= Requirement =
Each entry that follows is to be retyped exactly. Pictures do not belong in the copy.

(Stored entries)
# # #
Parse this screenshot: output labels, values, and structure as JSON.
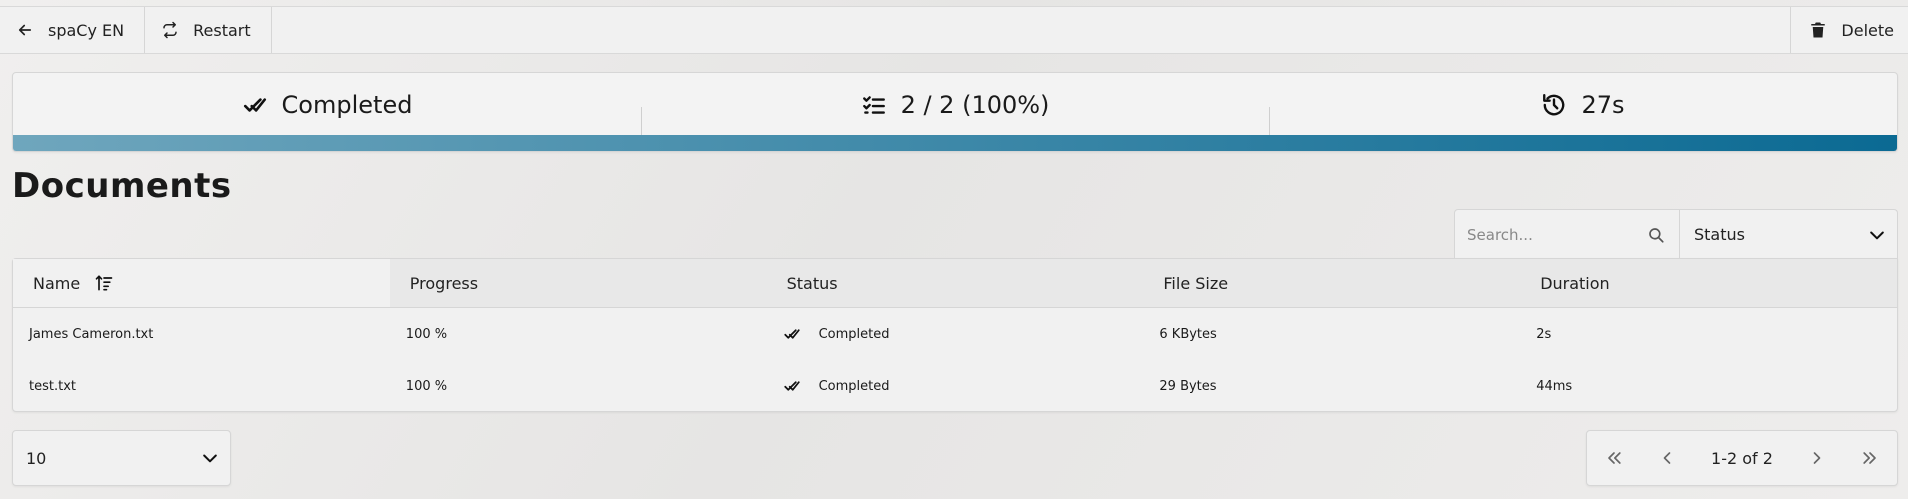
{
  "toolbar": {
    "back_label": "spaCy EN",
    "restart_label": "Restart",
    "delete_label": "Delete"
  },
  "status": {
    "state": "Completed",
    "progress_text": "2 / 2 (100%)",
    "progress_fraction": 1.0,
    "elapsed": "27s",
    "bar_colors": [
      "#6fa6bd",
      "#0b6a93"
    ]
  },
  "documents": {
    "title": "Documents",
    "search_placeholder": "Search...",
    "status_filter": "Status",
    "columns": [
      "Name",
      "Progress",
      "Status",
      "File Size",
      "Duration"
    ],
    "rows": [
      {
        "name": "James Cameron.txt",
        "progress": "100 %",
        "status": "Completed",
        "size": "6 KBytes",
        "duration": "2s"
      },
      {
        "name": "test.txt",
        "progress": "100 %",
        "status": "Completed",
        "size": "29 Bytes",
        "duration": "44ms"
      }
    ]
  },
  "pagination": {
    "page_size": "10",
    "range": "1-2 of 2"
  }
}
# # #
= Final answer =
Parse this screenshot: output labels, values, and structure as JSON.
{
  "toolbar": {
    "back_label": "spaCy EN",
    "restart_label": "Restart",
    "delete_label": "Delete"
  },
  "status": {
    "state": "Completed",
    "progress_text": "2 / 2 (100%)",
    "progress_fraction": 1.0,
    "elapsed": "27s",
    "bar_colors": [
      "#6fa6bd",
      "#0b6a93"
    ]
  },
  "documents": {
    "title": "Documents",
    "search_placeholder": "Search...",
    "status_filter": "Status",
    "columns": [
      "Name",
      "Progress",
      "Status",
      "File Size",
      "Duration"
    ],
    "rows": [
      {
        "name": "James Cameron.txt",
        "progress": "100 %",
        "status": "Completed",
        "size": "6 KBytes",
        "duration": "2s"
      },
      {
        "name": "test.txt",
        "progress": "100 %",
        "status": "Completed",
        "size": "29 Bytes",
        "duration": "44ms"
      }
    ]
  },
  "pagination": {
    "page_size": "10",
    "range": "1-2 of 2"
  }
}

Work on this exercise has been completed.